* Start Data for processing *
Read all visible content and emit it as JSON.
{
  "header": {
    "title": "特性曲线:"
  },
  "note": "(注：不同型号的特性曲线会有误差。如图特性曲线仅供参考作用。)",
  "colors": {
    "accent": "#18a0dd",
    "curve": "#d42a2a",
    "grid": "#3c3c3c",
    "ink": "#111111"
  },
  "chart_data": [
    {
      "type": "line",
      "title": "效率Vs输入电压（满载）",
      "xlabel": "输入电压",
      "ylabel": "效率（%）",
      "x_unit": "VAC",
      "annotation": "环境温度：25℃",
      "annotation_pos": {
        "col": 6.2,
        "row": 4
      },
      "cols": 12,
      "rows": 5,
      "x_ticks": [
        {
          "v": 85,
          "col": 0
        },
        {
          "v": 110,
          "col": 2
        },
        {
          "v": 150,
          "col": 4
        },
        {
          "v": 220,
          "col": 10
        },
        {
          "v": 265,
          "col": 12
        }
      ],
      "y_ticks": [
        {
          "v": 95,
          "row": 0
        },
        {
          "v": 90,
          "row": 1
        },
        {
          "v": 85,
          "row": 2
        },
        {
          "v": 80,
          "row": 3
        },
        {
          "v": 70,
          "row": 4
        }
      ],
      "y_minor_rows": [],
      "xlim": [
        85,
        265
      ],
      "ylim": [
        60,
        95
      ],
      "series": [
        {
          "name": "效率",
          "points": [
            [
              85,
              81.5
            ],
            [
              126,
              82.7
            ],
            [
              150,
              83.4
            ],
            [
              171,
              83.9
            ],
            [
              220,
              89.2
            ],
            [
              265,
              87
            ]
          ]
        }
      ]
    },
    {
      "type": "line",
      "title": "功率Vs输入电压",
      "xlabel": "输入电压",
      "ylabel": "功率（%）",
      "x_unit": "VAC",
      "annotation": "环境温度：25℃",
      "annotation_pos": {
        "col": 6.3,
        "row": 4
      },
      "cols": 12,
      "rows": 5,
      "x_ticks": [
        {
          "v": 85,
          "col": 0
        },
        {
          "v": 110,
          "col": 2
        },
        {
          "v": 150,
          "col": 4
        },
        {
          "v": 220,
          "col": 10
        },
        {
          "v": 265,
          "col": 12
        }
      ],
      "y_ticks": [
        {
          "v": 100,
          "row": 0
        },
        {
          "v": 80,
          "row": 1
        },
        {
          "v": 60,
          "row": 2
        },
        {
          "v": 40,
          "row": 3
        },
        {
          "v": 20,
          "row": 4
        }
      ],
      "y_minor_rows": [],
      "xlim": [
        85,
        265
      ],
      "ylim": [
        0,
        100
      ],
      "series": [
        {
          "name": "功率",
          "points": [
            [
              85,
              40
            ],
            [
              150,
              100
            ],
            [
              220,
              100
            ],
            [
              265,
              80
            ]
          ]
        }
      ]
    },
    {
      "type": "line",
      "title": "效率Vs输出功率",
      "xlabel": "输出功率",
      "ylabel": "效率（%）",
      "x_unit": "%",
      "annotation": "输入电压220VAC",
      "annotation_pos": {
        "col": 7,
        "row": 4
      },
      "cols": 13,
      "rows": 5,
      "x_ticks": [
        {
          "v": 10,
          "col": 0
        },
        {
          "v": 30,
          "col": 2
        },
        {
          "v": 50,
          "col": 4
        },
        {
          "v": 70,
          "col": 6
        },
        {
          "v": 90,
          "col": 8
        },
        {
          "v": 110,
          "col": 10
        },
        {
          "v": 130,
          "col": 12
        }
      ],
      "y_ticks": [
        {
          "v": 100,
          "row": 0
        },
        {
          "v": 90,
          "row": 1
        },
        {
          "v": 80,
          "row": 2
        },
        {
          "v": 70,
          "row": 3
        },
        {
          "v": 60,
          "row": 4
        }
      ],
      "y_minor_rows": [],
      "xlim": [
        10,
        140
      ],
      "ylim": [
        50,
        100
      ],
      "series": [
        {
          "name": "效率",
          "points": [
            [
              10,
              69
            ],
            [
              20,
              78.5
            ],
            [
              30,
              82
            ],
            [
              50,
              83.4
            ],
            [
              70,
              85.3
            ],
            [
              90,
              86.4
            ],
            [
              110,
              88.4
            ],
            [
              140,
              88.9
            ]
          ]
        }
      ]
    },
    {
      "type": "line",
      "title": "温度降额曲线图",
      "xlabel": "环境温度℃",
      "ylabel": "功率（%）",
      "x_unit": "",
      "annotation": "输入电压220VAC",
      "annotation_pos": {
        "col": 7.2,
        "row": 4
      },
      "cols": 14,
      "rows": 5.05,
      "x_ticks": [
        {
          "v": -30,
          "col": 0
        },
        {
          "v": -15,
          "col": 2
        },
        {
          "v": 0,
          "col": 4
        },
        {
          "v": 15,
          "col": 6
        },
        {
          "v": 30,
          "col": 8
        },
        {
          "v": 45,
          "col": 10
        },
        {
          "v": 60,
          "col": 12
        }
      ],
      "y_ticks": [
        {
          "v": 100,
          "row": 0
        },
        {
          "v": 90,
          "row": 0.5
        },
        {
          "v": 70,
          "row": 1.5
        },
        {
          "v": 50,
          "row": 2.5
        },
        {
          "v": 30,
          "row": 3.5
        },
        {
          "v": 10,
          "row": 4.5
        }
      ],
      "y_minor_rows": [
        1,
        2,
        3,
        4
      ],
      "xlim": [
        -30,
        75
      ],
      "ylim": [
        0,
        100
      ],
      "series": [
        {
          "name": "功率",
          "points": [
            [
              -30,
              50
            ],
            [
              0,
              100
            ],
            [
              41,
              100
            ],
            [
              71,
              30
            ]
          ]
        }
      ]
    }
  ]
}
* End Data for processing *
The records above are to be repeated exactly, in their entirety.

__Output of the exercise__
Read all visible content and emit it as JSON.
{
  "header": {
    "title": "特性曲线:"
  },
  "note": "(注：不同型号的特性曲线会有误差。如图特性曲线仅供参考作用。)",
  "colors": {
    "accent": "#18a0dd",
    "curve": "#d42a2a",
    "grid": "#3c3c3c",
    "ink": "#111111"
  },
  "chart_data": [
    {
      "type": "line",
      "title": "效率Vs输入电压（满载）",
      "xlabel": "输入电压",
      "ylabel": "效率（%）",
      "x_unit": "VAC",
      "annotation": "环境温度：25℃",
      "annotation_pos": {
        "col": 6.2,
        "row": 4
      },
      "cols": 12,
      "rows": 5,
      "x_ticks": [
        {
          "v": 85,
          "col": 0
        },
        {
          "v": 110,
          "col": 2
        },
        {
          "v": 150,
          "col": 4
        },
        {
          "v": 220,
          "col": 10
        },
        {
          "v": 265,
          "col": 12
        }
      ],
      "y_ticks": [
        {
          "v": 95,
          "row": 0
        },
        {
          "v": 90,
          "row": 1
        },
        {
          "v": 85,
          "row": 2
        },
        {
          "v": 80,
          "row": 3
        },
        {
          "v": 70,
          "row": 4
        }
      ],
      "y_minor_rows": [],
      "xlim": [
        85,
        265
      ],
      "ylim": [
        60,
        95
      ],
      "series": [
        {
          "name": "效率",
          "points": [
            [
              85,
              81.5
            ],
            [
              126,
              82.7
            ],
            [
              150,
              83.4
            ],
            [
              171,
              83.9
            ],
            [
              220,
              89.2
            ],
            [
              265,
              87
            ]
          ]
        }
      ]
    },
    {
      "type": "line",
      "title": "功率Vs输入电压",
      "xlabel": "输入电压",
      "ylabel": "功率（%）",
      "x_unit": "VAC",
      "annotation": "环境温度：25℃",
      "annotation_pos": {
        "col": 6.3,
        "row": 4
      },
      "cols": 12,
      "rows": 5,
      "x_ticks": [
        {
          "v": 85,
          "col": 0
        },
        {
          "v": 110,
          "col": 2
        },
        {
          "v": 150,
          "col": 4
        },
        {
          "v": 220,
          "col": 10
        },
        {
          "v": 265,
          "col": 12
        }
      ],
      "y_ticks": [
        {
          "v": 100,
          "row": 0
        },
        {
          "v": 80,
          "row": 1
        },
        {
          "v": 60,
          "row": 2
        },
        {
          "v": 40,
          "row": 3
        },
        {
          "v": 20,
          "row": 4
        }
      ],
      "y_minor_rows": [],
      "xlim": [
        85,
        265
      ],
      "ylim": [
        0,
        100
      ],
      "series": [
        {
          "name": "功率",
          "points": [
            [
              85,
              40
            ],
            [
              150,
              100
            ],
            [
              220,
              100
            ],
            [
              265,
              80
            ]
          ]
        }
      ]
    },
    {
      "type": "line",
      "title": "效率Vs输出功率",
      "xlabel": "输出功率",
      "ylabel": "效率（%）",
      "x_unit": "%",
      "annotation": "输入电压220VAC",
      "annotation_pos": {
        "col": 7,
        "row": 4
      },
      "cols": 13,
      "rows": 5,
      "x_ticks": [
        {
          "v": 10,
          "col": 0
        },
        {
          "v": 30,
          "col": 2
        },
        {
          "v": 50,
          "col": 4
        },
        {
          "v": 70,
          "col": 6
        },
        {
          "v": 90,
          "col": 8
        },
        {
          "v": 110,
          "col": 10
        },
        {
          "v": 130,
          "col": 12
        }
      ],
      "y_ticks": [
        {
          "v": 100,
          "row": 0
        },
        {
          "v": 90,
          "row": 1
        },
        {
          "v": 80,
          "row": 2
        },
        {
          "v": 70,
          "row": 3
        },
        {
          "v": 60,
          "row": 4
        }
      ],
      "y_minor_rows": [],
      "xlim": [
        10,
        140
      ],
      "ylim": [
        50,
        100
      ],
      "series": [
        {
          "name": "效率",
          "points": [
            [
              10,
              69
            ],
            [
              20,
              78.5
            ],
            [
              30,
              82
            ],
            [
              50,
              83.4
            ],
            [
              70,
              85.3
            ],
            [
              90,
              86.4
            ],
            [
              110,
              88.4
            ],
            [
              140,
              88.9
            ]
          ]
        }
      ]
    },
    {
      "type": "line",
      "title": "温度降额曲线图",
      "xlabel": "环境温度℃",
      "ylabel": "功率（%）",
      "x_unit": "",
      "annotation": "输入电压220VAC",
      "annotation_pos": {
        "col": 7.2,
        "row": 4
      },
      "cols": 14,
      "rows": 5.05,
      "x_ticks": [
        {
          "v": -30,
          "col": 0
        },
        {
          "v": -15,
          "col": 2
        },
        {
          "v": 0,
          "col": 4
        },
        {
          "v": 15,
          "col": 6
        },
        {
          "v": 30,
          "col": 8
        },
        {
          "v": 45,
          "col": 10
        },
        {
          "v": 60,
          "col": 12
        }
      ],
      "y_ticks": [
        {
          "v": 100,
          "row": 0
        },
        {
          "v": 90,
          "row": 0.5
        },
        {
          "v": 70,
          "row": 1.5
        },
        {
          "v": 50,
          "row": 2.5
        },
        {
          "v": 30,
          "row": 3.5
        },
        {
          "v": 10,
          "row": 4.5
        }
      ],
      "y_minor_rows": [
        1,
        2,
        3,
        4
      ],
      "xlim": [
        -30,
        75
      ],
      "ylim": [
        0,
        100
      ],
      "series": [
        {
          "name": "功率",
          "points": [
            [
              -30,
              50
            ],
            [
              0,
              100
            ],
            [
              41,
              100
            ],
            [
              71,
              30
            ]
          ]
        }
      ]
    }
  ]
}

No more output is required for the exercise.